● **Compiti da svolgere**:
[1] Secondo il brano di lettura, di quali elementi è un coacervo l'Ucraina di oggi? Elencali tutti.
[2] Nel brano di lettura, in quali due brevi occasioni è impossibile intavolare una discussione del genere?

------ Brano di lettura

Mi sono sempre chiesto se pronunciando quella frase (spesso alzando il pugno chiuso) abbiano contezza del fatto che chi gridava quelle parole nel ’36 faceva parte di una coalizione con una forte componente comunista e nella quale l’Unione Sovietica, il nemico di oggi, aveva un ruolo di primo piano.

 

È impossibile intavolare una discussione così nel breve spazio di un controllo documenti o di una sigaretta davanti a uno dei pochi chioschi aperti. Ma è significativo notare che l’Ucraina di oggi è un coacervo di sentimenti di ribellione all’oppressore, storicamente anti-autoritari, di nazionalismo esasperato, agli antipodi, di parole d’ordine prese dalle varie lotte di resistenza dell’ultimo secolo e di ardore patriottico ottocentesco. Il tutto filtrato dalla cultura di massa e reso inoffensivo all’occorrenza. Un mondo in cui resistono, tuttavia, nutrite sacche di popolazione legate a un’epoca ormai tramontata, che in questa complessità faticano a ritrovarsi e, anzi, ne hanno paura. È questa la casa della quale si diceva all’inizio, la sicurezza data dai luoghi consueti, accanto ai vicini di una vita, ai parenti più anziani e a quelli visti crescere. La stessa familiarità che crea la paura dell’ignoto, di un mondo diventato troppo grande per chi è nato più di mezzo secolo fa o di un Paese sconosciuto per chi non è mai neanche andato in gita a Dnipro. Alcune di queste persone si attaccano alla tradizione, impersonificata dalla Russia, altri solo al luogo geografico percepito come unica certezza in un momento storico in cui, letteralmente, tutto intorno crolla.

------------
------ Dati presentati

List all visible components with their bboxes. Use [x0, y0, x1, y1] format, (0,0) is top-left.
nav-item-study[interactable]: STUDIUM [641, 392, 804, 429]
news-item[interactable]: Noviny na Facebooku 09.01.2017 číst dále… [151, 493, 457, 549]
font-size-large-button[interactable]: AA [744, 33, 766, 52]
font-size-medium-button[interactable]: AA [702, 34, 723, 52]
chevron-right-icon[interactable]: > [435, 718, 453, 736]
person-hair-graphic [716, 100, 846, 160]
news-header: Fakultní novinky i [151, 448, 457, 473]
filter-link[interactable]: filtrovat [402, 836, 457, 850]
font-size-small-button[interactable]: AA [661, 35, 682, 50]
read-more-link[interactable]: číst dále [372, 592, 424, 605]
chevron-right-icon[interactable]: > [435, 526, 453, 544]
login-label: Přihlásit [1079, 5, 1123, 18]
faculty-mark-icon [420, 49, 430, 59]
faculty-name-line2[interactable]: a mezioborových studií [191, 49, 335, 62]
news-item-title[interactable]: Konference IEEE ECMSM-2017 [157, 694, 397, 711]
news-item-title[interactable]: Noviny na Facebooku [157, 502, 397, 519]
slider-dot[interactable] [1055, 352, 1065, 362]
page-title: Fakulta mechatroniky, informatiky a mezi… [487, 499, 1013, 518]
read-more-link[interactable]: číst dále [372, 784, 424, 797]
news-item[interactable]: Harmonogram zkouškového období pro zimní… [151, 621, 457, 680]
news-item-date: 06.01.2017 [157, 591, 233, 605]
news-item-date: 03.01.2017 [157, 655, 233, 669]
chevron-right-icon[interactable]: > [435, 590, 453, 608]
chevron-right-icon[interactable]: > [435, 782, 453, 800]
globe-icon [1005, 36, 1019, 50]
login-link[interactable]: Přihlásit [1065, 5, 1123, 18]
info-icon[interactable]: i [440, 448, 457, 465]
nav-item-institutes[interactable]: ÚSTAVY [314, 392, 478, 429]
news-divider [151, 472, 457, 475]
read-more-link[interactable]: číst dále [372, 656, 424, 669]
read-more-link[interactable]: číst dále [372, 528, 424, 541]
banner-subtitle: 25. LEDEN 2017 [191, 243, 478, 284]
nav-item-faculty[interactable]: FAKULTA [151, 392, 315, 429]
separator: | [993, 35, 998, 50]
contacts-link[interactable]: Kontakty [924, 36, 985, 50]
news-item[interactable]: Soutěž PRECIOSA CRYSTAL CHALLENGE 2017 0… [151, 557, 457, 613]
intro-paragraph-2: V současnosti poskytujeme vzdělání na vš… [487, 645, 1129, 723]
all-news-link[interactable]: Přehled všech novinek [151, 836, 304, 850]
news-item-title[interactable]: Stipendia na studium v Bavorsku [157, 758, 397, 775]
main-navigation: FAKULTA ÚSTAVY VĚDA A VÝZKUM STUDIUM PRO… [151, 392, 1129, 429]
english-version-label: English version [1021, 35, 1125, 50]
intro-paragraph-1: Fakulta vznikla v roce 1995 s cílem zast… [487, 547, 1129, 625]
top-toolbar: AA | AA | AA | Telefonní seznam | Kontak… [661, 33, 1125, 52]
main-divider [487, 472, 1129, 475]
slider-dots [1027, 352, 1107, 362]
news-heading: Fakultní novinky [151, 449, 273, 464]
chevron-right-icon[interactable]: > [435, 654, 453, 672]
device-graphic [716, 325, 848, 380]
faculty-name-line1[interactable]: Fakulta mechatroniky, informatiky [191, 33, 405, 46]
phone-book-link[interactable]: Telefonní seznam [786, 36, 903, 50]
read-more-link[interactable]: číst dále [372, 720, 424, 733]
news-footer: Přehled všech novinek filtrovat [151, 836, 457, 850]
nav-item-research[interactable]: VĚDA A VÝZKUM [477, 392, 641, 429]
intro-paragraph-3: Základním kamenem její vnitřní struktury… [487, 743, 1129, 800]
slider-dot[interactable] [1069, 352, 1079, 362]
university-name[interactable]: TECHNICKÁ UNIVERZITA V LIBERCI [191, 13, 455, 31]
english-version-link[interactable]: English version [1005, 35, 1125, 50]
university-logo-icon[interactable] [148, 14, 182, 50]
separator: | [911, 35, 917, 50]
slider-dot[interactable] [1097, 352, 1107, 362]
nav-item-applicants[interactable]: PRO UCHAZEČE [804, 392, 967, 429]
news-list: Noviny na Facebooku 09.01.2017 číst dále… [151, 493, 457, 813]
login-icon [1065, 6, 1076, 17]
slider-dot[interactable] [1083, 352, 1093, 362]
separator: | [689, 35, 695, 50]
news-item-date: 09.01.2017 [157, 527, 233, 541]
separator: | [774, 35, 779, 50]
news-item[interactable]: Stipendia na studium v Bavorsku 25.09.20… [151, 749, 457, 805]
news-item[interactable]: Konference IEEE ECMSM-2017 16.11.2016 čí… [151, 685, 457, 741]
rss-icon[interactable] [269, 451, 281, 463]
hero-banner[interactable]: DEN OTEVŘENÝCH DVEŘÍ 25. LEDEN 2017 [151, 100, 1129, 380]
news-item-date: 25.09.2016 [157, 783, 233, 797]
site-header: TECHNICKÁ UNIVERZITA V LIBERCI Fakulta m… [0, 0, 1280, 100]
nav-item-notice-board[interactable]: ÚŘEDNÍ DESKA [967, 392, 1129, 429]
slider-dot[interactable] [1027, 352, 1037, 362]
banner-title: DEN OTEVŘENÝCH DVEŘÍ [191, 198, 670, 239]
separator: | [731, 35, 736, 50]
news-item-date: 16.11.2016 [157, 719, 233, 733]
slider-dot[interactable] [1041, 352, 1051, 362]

------------

● **Soluzioni ai compiti**:
[1]
- sentimenti di ribellione all'oppressore, storicamente anti-autoritari
- nazionalismo esasperato
- parole d'ordine prese dalle varie lotte di resistenza dell'ultimo secolo
- ardore patriottico ottocentesco

[2] Durante un controllo documenti o una sigaretta davanti a uno dei pochi chioschi aperti.